→ **Prompt**
Your task is to transcribe the records exactly, skipping every image.

..............................

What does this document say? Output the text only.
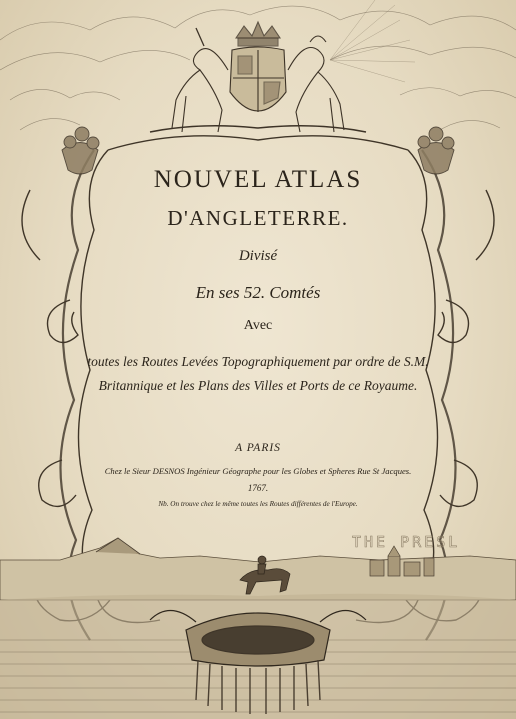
NOUVEL ATLAS
D'ANGLETERRE.
Divisé
En ses 52. Comtés
Avec
toutes les Routes Levées Topographiquement par ordre de S.M. Britannique et les Plans des Villes et Ports de ce Royaume.
A PARIS
Chez le Sieur DESNOS Ingénieur Géographe pour les Globes et Spheres Rue St Jacques.
1767.
Nb. On trouve chez le même toutes les Routes différentes de l'Europe.
THE PRESL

..............................

→ **Answer to this problem**
What does this document say? Output the text only.
NOUVEL ATLAS
D'ANGLETERRE.
Divisé
En ses 52. Comtés
Avec
toutes les Routes Levées Topographiquement par ordre de S.M. Britannique et les Plans des Villes et Ports de ce Royaume.
A PARIS
Chez le Sieur DESNOS Ingénieur Géographe pour les Globes et Spheres Rue St Jacques.
1767.
Nb. On trouve chez le même toutes les Routes différentes de l'Europe.
THE PRESL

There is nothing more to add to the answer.